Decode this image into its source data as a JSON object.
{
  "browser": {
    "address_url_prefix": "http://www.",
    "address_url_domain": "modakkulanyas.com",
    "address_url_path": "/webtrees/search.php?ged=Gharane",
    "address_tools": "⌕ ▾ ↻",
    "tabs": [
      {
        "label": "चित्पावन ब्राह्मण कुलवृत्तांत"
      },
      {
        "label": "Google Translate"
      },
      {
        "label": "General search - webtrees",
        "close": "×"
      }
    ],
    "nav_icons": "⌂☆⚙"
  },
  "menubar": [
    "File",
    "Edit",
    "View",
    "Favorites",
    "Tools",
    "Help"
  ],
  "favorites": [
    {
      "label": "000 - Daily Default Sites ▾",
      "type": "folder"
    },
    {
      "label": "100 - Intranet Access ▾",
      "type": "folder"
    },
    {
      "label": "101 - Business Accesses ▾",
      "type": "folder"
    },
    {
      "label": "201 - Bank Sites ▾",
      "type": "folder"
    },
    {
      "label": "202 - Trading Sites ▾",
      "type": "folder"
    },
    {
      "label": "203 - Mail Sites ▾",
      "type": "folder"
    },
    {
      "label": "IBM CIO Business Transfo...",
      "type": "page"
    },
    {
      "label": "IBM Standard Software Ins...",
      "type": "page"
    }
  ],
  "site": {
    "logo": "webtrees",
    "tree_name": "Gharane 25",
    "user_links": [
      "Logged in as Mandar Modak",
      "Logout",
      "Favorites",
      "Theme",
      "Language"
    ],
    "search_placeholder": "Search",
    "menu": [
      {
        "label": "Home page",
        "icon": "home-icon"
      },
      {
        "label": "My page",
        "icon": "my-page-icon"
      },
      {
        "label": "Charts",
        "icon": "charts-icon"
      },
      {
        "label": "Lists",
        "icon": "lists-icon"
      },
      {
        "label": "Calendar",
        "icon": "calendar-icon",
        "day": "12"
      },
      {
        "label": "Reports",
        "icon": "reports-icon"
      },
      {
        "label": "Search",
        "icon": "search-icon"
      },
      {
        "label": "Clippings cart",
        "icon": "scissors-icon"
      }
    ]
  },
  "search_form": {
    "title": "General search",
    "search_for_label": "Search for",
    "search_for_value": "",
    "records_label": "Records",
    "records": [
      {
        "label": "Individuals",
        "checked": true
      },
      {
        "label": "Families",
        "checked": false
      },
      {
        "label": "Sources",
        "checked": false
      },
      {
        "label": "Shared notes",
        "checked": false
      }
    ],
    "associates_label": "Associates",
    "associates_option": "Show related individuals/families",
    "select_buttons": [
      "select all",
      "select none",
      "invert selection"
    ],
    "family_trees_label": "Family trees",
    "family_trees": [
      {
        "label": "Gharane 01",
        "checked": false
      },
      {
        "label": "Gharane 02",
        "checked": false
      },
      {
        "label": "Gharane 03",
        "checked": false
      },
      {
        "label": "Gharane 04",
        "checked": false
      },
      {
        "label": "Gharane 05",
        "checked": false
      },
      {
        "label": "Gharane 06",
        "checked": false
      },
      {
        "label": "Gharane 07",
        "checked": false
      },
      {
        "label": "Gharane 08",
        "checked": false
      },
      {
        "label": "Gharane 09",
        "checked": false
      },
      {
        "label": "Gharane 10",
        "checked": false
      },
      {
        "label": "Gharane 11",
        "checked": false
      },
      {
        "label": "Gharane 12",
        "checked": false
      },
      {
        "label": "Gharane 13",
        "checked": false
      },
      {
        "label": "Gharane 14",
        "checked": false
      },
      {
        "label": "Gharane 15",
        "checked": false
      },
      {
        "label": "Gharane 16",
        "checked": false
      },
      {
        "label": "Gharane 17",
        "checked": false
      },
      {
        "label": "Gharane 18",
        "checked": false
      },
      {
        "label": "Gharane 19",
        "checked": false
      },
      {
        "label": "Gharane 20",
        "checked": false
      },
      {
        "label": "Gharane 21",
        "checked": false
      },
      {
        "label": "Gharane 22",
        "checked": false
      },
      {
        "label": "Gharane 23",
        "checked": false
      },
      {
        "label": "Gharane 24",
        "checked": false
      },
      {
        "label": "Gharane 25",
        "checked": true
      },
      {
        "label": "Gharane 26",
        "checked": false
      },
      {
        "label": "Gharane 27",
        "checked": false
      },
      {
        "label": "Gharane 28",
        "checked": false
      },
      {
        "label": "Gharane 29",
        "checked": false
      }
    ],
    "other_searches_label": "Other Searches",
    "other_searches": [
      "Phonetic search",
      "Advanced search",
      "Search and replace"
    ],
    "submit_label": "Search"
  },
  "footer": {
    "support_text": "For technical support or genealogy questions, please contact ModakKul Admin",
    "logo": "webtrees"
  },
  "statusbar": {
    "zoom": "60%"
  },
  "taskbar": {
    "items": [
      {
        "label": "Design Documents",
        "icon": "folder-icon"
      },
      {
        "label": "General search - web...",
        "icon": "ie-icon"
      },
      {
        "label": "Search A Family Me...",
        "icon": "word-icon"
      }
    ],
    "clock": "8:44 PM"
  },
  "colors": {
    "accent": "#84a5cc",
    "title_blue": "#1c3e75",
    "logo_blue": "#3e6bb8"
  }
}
────────────────────
### GOAL
Here, the records must be output exactly and in full.

### FULL OUTPUT
Decode this image into its source data as a JSON object.
{
  "browser": {
    "address_url_prefix": "http://www.",
    "address_url_domain": "modakkulanyas.com",
    "address_url_path": "/webtrees/search.php?ged=Gharane",
    "address_tools": "⌕ ▾ ↻",
    "tabs": [
      {
        "label": "चित्पावन ब्राह्मण कुलवृत्तांत"
      },
      {
        "label": "Google Translate"
      },
      {
        "label": "General search - webtrees",
        "close": "×"
      }
    ],
    "nav_icons": "⌂☆⚙"
  },
  "menubar": [
    "File",
    "Edit",
    "View",
    "Favorites",
    "Tools",
    "Help"
  ],
  "favorites": [
    {
      "label": "000 - Daily Default Sites ▾",
      "type": "folder"
    },
    {
      "label": "100 - Intranet Access ▾",
      "type": "folder"
    },
    {
      "label": "101 - Business Accesses ▾",
      "type": "folder"
    },
    {
      "label": "201 - Bank Sites ▾",
      "type": "folder"
    },
    {
      "label": "202 - Trading Sites ▾",
      "type": "folder"
    },
    {
      "label": "203 - Mail Sites ▾",
      "type": "folder"
    },
    {
      "label": "IBM CIO Business Transfo...",
      "type": "page"
    },
    {
      "label": "IBM Standard Software Ins...",
      "type": "page"
    }
  ],
  "site": {
    "logo": "webtrees",
    "tree_name": "Gharane 25",
    "user_links": [
      "Logged in as Mandar Modak",
      "Logout",
      "Favorites",
      "Theme",
      "Language"
    ],
    "search_placeholder": "Search",
    "menu": [
      {
        "label": "Home page",
        "icon": "home-icon"
      },
      {
        "label": "My page",
        "icon": "my-page-icon"
      },
      {
        "label": "Charts",
        "icon": "charts-icon"
      },
      {
        "label": "Lists",
        "icon": "lists-icon"
      },
      {
        "label": "Calendar",
        "icon": "calendar-icon",
        "day": "12"
      },
      {
        "label": "Reports",
        "icon": "reports-icon"
      },
      {
        "label": "Search",
        "icon": "search-icon"
      },
      {
        "label": "Clippings cart",
        "icon": "scissors-icon"
      }
    ]
  },
  "search_form": {
    "title": "General search",
    "search_for_label": "Search for",
    "search_for_value": "",
    "records_label": "Records",
    "records": [
      {
        "label": "Individuals",
        "checked": true
      },
      {
        "label": "Families",
        "checked": false
      },
      {
        "label": "Sources",
        "checked": false
      },
      {
        "label": "Shared notes",
        "checked": false
      }
    ],
    "associates_label": "Associates",
    "associates_option": "Show related individuals/families",
    "select_buttons": [
      "select all",
      "select none",
      "invert selection"
    ],
    "family_trees_label": "Family trees",
    "family_trees": [
      {
        "label": "Gharane 01",
        "checked": false
      },
      {
        "label": "Gharane 02",
        "checked": false
      },
      {
        "label": "Gharane 03",
        "checked": false
      },
      {
        "label": "Gharane 04",
        "checked": false
      },
      {
        "label": "Gharane 05",
        "checked": false
      },
      {
        "label": "Gharane 06",
        "checked": false
      },
      {
        "label": "Gharane 07",
        "checked": false
      },
      {
        "label": "Gharane 08",
        "checked": false
      },
      {
        "label": "Gharane 09",
        "checked": false
      },
      {
        "label": "Gharane 10",
        "checked": false
      },
      {
        "label": "Gharane 11",
        "checked": false
      },
      {
        "label": "Gharane 12",
        "checked": false
      },
      {
        "label": "Gharane 13",
        "checked": false
      },
      {
        "label": "Gharane 14",
        "checked": false
      },
      {
        "label": "Gharane 15",
        "checked": false
      },
      {
        "label": "Gharane 16",
        "checked": false
      },
      {
        "label": "Gharane 17",
        "checked": false
      },
      {
        "label": "Gharane 18",
        "checked": false
      },
      {
        "label": "Gharane 19",
        "checked": false
      },
      {
        "label": "Gharane 20",
        "checked": false
      },
      {
        "label": "Gharane 21",
        "checked": false
      },
      {
        "label": "Gharane 22",
        "checked": false
      },
      {
        "label": "Gharane 23",
        "checked": false
      },
      {
        "label": "Gharane 24",
        "checked": false
      },
      {
        "label": "Gharane 25",
        "checked": true
      },
      {
        "label": "Gharane 26",
        "checked": false
      },
      {
        "label": "Gharane 27",
        "checked": false
      },
      {
        "label": "Gharane 28",
        "checked": false
      },
      {
        "label": "Gharane 29",
        "checked": false
      }
    ],
    "other_searches_label": "Other Searches",
    "other_searches": [
      "Phonetic search",
      "Advanced search",
      "Search and replace"
    ],
    "submit_label": "Search"
  },
  "footer": {
    "support_text": "For technical support or genealogy questions, please contact ModakKul Admin",
    "logo": "webtrees"
  },
  "statusbar": {
    "zoom": "60%"
  },
  "taskbar": {
    "items": [
      {
        "label": "Design Documents",
        "icon": "folder-icon"
      },
      {
        "label": "General search - web...",
        "icon": "ie-icon"
      },
      {
        "label": "Search A Family Me...",
        "icon": "word-icon"
      }
    ],
    "clock": "8:44 PM"
  },
  "colors": {
    "accent": "#84a5cc",
    "title_blue": "#1c3e75",
    "logo_blue": "#3e6bb8"
  }
}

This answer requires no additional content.